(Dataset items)

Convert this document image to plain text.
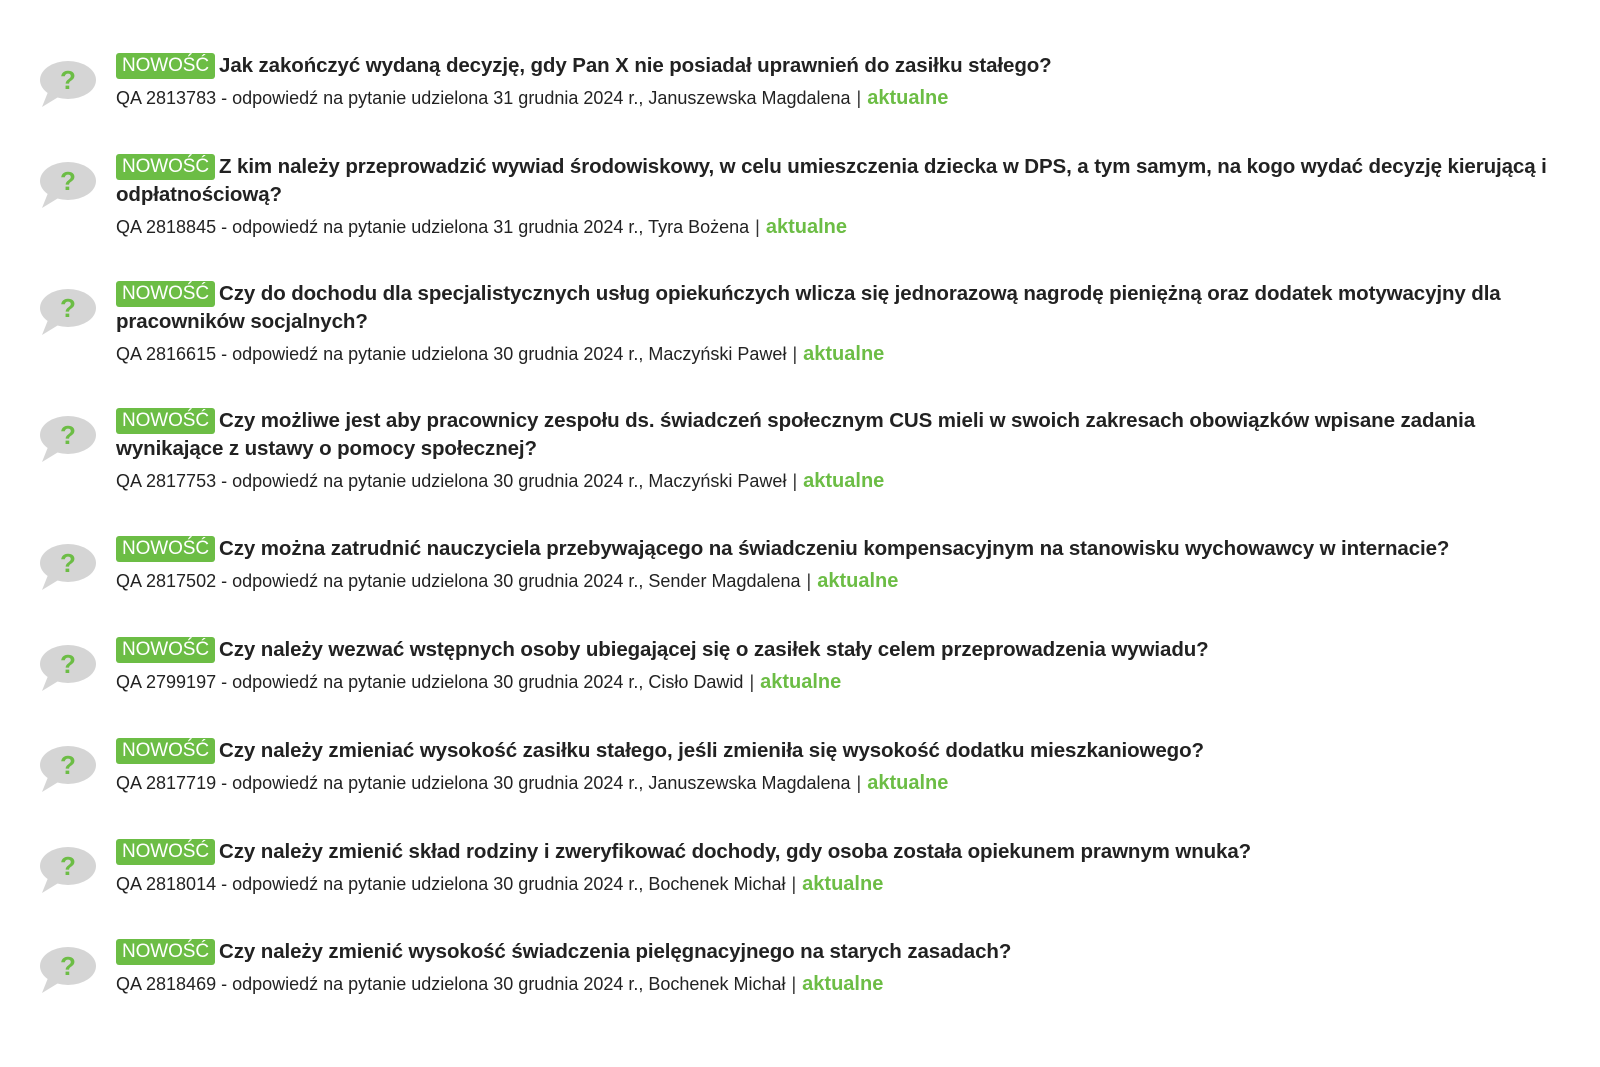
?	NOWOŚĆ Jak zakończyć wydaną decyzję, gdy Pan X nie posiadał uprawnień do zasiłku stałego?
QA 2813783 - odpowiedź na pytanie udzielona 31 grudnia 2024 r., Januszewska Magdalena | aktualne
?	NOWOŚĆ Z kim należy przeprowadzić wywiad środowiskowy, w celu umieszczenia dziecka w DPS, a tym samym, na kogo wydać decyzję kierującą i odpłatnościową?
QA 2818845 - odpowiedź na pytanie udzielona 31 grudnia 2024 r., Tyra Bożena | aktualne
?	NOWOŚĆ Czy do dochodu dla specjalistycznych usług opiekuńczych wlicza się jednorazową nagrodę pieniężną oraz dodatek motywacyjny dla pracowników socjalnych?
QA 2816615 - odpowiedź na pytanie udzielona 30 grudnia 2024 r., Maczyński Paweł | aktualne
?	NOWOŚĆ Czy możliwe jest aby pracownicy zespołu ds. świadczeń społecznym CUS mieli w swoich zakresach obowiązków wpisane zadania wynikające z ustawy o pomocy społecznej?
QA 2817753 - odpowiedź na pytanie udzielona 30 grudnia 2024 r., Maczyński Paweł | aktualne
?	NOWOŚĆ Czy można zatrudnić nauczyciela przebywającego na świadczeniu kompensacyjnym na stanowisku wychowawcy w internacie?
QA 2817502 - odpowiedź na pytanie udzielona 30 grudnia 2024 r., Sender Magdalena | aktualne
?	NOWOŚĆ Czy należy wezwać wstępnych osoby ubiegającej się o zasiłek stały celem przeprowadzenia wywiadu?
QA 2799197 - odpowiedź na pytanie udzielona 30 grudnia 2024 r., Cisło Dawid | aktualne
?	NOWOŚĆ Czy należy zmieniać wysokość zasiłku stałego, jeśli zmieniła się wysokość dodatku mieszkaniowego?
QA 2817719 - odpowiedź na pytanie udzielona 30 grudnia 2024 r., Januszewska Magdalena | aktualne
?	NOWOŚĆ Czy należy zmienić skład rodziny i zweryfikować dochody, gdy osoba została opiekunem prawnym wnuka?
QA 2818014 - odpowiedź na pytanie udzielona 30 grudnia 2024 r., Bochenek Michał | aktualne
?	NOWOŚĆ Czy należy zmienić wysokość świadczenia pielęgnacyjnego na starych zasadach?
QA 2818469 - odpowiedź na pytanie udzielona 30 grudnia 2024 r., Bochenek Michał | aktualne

## BRIEF
State the count of lines above containing the string "wysokość", and add nothing to it.

## EXERCISE ANSWER
2